Start of Dataset entries

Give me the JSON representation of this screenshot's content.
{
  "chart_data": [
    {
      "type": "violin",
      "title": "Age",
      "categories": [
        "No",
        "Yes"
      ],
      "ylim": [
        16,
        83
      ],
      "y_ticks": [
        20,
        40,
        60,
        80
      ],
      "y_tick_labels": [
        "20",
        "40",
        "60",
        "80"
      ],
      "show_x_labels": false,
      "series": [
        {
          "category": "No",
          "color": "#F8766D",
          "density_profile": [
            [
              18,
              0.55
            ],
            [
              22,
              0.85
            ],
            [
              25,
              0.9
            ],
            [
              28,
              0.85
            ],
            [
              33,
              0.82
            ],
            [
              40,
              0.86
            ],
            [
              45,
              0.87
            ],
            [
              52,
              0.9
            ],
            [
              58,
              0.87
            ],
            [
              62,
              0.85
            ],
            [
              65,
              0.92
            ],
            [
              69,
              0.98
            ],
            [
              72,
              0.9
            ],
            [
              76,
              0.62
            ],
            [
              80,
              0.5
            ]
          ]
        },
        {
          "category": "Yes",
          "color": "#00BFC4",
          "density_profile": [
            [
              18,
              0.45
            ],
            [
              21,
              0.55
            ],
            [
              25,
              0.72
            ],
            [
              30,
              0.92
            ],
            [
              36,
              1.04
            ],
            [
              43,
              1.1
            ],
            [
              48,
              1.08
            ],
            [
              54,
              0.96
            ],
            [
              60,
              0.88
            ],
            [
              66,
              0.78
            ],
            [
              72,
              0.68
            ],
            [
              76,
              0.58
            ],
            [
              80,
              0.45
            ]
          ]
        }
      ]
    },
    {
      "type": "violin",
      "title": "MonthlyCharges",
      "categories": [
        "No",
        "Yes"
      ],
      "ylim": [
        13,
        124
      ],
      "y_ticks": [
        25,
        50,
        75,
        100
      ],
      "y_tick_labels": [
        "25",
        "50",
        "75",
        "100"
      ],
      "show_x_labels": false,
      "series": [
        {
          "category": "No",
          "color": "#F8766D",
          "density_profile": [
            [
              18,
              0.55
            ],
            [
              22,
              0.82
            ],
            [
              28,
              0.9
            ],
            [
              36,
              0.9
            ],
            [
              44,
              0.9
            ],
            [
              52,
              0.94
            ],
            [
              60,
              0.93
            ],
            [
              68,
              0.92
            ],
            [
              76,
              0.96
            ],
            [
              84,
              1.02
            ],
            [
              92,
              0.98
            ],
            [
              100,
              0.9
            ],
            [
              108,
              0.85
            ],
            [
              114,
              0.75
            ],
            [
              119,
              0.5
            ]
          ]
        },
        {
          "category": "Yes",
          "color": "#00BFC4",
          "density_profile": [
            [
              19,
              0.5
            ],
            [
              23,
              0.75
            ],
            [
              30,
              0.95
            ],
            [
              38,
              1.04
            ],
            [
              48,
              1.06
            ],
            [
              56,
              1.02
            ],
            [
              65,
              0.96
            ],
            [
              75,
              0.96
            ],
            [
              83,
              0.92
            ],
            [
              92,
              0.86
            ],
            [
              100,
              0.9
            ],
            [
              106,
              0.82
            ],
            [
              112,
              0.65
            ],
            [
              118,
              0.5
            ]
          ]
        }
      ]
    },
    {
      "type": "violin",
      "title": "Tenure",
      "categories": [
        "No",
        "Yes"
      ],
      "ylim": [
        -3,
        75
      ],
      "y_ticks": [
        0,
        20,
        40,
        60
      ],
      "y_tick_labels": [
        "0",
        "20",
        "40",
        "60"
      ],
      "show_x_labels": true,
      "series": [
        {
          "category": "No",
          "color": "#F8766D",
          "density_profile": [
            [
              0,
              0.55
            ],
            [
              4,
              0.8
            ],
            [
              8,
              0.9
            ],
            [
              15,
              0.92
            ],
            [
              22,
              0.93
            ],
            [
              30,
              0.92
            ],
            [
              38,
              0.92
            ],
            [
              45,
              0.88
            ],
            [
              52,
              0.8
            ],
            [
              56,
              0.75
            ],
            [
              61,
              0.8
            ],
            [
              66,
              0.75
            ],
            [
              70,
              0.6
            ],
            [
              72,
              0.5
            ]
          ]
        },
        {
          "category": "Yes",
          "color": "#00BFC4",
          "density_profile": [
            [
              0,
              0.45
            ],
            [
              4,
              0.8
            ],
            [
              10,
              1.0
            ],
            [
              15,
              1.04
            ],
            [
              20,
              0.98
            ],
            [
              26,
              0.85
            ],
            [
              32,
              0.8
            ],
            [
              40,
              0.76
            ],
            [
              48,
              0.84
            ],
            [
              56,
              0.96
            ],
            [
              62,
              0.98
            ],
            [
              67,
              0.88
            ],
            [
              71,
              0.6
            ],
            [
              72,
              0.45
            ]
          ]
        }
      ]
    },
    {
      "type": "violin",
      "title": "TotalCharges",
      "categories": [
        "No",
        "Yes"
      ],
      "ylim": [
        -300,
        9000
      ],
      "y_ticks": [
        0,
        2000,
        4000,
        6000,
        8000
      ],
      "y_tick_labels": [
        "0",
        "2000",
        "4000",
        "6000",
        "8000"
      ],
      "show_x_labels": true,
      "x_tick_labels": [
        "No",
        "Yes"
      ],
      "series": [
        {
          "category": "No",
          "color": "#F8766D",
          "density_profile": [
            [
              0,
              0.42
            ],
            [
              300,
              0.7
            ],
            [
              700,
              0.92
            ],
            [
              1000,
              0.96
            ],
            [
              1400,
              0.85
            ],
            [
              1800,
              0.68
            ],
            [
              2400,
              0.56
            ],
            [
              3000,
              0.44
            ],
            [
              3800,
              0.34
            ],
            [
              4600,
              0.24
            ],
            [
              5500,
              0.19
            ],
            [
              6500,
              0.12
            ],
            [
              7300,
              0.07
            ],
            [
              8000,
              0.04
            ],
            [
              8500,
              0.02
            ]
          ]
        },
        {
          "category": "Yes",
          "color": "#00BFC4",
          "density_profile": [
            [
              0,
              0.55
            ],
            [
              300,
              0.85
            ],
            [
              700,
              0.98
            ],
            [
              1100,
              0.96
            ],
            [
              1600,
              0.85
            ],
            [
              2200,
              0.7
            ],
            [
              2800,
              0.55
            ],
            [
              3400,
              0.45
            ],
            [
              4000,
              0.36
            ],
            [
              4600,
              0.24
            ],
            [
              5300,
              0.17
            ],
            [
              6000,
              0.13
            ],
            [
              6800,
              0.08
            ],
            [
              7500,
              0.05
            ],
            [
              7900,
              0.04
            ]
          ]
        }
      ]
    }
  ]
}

End of Dataset entries

Task instructions -
Using the data above, return each line exactly as written.

Exercise output -
Give me the JSON representation of this screenshot's content.
{
  "chart_data": [
    {
      "type": "violin",
      "title": "Age",
      "categories": [
        "No",
        "Yes"
      ],
      "ylim": [
        16,
        83
      ],
      "y_ticks": [
        20,
        40,
        60,
        80
      ],
      "y_tick_labels": [
        "20",
        "40",
        "60",
        "80"
      ],
      "show_x_labels": false,
      "series": [
        {
          "category": "No",
          "color": "#F8766D",
          "density_profile": [
            [
              18,
              0.55
            ],
            [
              22,
              0.85
            ],
            [
              25,
              0.9
            ],
            [
              28,
              0.85
            ],
            [
              33,
              0.82
            ],
            [
              40,
              0.86
            ],
            [
              45,
              0.87
            ],
            [
              52,
              0.9
            ],
            [
              58,
              0.87
            ],
            [
              62,
              0.85
            ],
            [
              65,
              0.92
            ],
            [
              69,
              0.98
            ],
            [
              72,
              0.9
            ],
            [
              76,
              0.62
            ],
            [
              80,
              0.5
            ]
          ]
        },
        {
          "category": "Yes",
          "color": "#00BFC4",
          "density_profile": [
            [
              18,
              0.45
            ],
            [
              21,
              0.55
            ],
            [
              25,
              0.72
            ],
            [
              30,
              0.92
            ],
            [
              36,
              1.04
            ],
            [
              43,
              1.1
            ],
            [
              48,
              1.08
            ],
            [
              54,
              0.96
            ],
            [
              60,
              0.88
            ],
            [
              66,
              0.78
            ],
            [
              72,
              0.68
            ],
            [
              76,
              0.58
            ],
            [
              80,
              0.45
            ]
          ]
        }
      ]
    },
    {
      "type": "violin",
      "title": "MonthlyCharges",
      "categories": [
        "No",
        "Yes"
      ],
      "ylim": [
        13,
        124
      ],
      "y_ticks": [
        25,
        50,
        75,
        100
      ],
      "y_tick_labels": [
        "25",
        "50",
        "75",
        "100"
      ],
      "show_x_labels": false,
      "series": [
        {
          "category": "No",
          "color": "#F8766D",
          "density_profile": [
            [
              18,
              0.55
            ],
            [
              22,
              0.82
            ],
            [
              28,
              0.9
            ],
            [
              36,
              0.9
            ],
            [
              44,
              0.9
            ],
            [
              52,
              0.94
            ],
            [
              60,
              0.93
            ],
            [
              68,
              0.92
            ],
            [
              76,
              0.96
            ],
            [
              84,
              1.02
            ],
            [
              92,
              0.98
            ],
            [
              100,
              0.9
            ],
            [
              108,
              0.85
            ],
            [
              114,
              0.75
            ],
            [
              119,
              0.5
            ]
          ]
        },
        {
          "category": "Yes",
          "color": "#00BFC4",
          "density_profile": [
            [
              19,
              0.5
            ],
            [
              23,
              0.75
            ],
            [
              30,
              0.95
            ],
            [
              38,
              1.04
            ],
            [
              48,
              1.06
            ],
            [
              56,
              1.02
            ],
            [
              65,
              0.96
            ],
            [
              75,
              0.96
            ],
            [
              83,
              0.92
            ],
            [
              92,
              0.86
            ],
            [
              100,
              0.9
            ],
            [
              106,
              0.82
            ],
            [
              112,
              0.65
            ],
            [
              118,
              0.5
            ]
          ]
        }
      ]
    },
    {
      "type": "violin",
      "title": "Tenure",
      "categories": [
        "No",
        "Yes"
      ],
      "ylim": [
        -3,
        75
      ],
      "y_ticks": [
        0,
        20,
        40,
        60
      ],
      "y_tick_labels": [
        "0",
        "20",
        "40",
        "60"
      ],
      "show_x_labels": true,
      "series": [
        {
          "category": "No",
          "color": "#F8766D",
          "density_profile": [
            [
              0,
              0.55
            ],
            [
              4,
              0.8
            ],
            [
              8,
              0.9
            ],
            [
              15,
              0.92
            ],
            [
              22,
              0.93
            ],
            [
              30,
              0.92
            ],
            [
              38,
              0.92
            ],
            [
              45,
              0.88
            ],
            [
              52,
              0.8
            ],
            [
              56,
              0.75
            ],
            [
              61,
              0.8
            ],
            [
              66,
              0.75
            ],
            [
              70,
              0.6
            ],
            [
              72,
              0.5
            ]
          ]
        },
        {
          "category": "Yes",
          "color": "#00BFC4",
          "density_profile": [
            [
              0,
              0.45
            ],
            [
              4,
              0.8
            ],
            [
              10,
              1.0
            ],
            [
              15,
              1.04
            ],
            [
              20,
              0.98
            ],
            [
              26,
              0.85
            ],
            [
              32,
              0.8
            ],
            [
              40,
              0.76
            ],
            [
              48,
              0.84
            ],
            [
              56,
              0.96
            ],
            [
              62,
              0.98
            ],
            [
              67,
              0.88
            ],
            [
              71,
              0.6
            ],
            [
              72,
              0.45
            ]
          ]
        }
      ]
    },
    {
      "type": "violin",
      "title": "TotalCharges",
      "categories": [
        "No",
        "Yes"
      ],
      "ylim": [
        -300,
        9000
      ],
      "y_ticks": [
        0,
        2000,
        4000,
        6000,
        8000
      ],
      "y_tick_labels": [
        "0",
        "2000",
        "4000",
        "6000",
        "8000"
      ],
      "show_x_labels": true,
      "x_tick_labels": [
        "No",
        "Yes"
      ],
      "series": [
        {
          "category": "No",
          "color": "#F8766D",
          "density_profile": [
            [
              0,
              0.42
            ],
            [
              300,
              0.7
            ],
            [
              700,
              0.92
            ],
            [
              1000,
              0.96
            ],
            [
              1400,
              0.85
            ],
            [
              1800,
              0.68
            ],
            [
              2400,
              0.56
            ],
            [
              3000,
              0.44
            ],
            [
              3800,
              0.34
            ],
            [
              4600,
              0.24
            ],
            [
              5500,
              0.19
            ],
            [
              6500,
              0.12
            ],
            [
              7300,
              0.07
            ],
            [
              8000,
              0.04
            ],
            [
              8500,
              0.02
            ]
          ]
        },
        {
          "category": "Yes",
          "color": "#00BFC4",
          "density_profile": [
            [
              0,
              0.55
            ],
            [
              300,
              0.85
            ],
            [
              700,
              0.98
            ],
            [
              1100,
              0.96
            ],
            [
              1600,
              0.85
            ],
            [
              2200,
              0.7
            ],
            [
              2800,
              0.55
            ],
            [
              3400,
              0.45
            ],
            [
              4000,
              0.36
            ],
            [
              4600,
              0.24
            ],
            [
              5300,
              0.17
            ],
            [
              6000,
              0.13
            ],
            [
              6800,
              0.08
            ],
            [
              7500,
              0.05
            ],
            [
              7900,
              0.04
            ]
          ]
        }
      ]
    }
  ]
}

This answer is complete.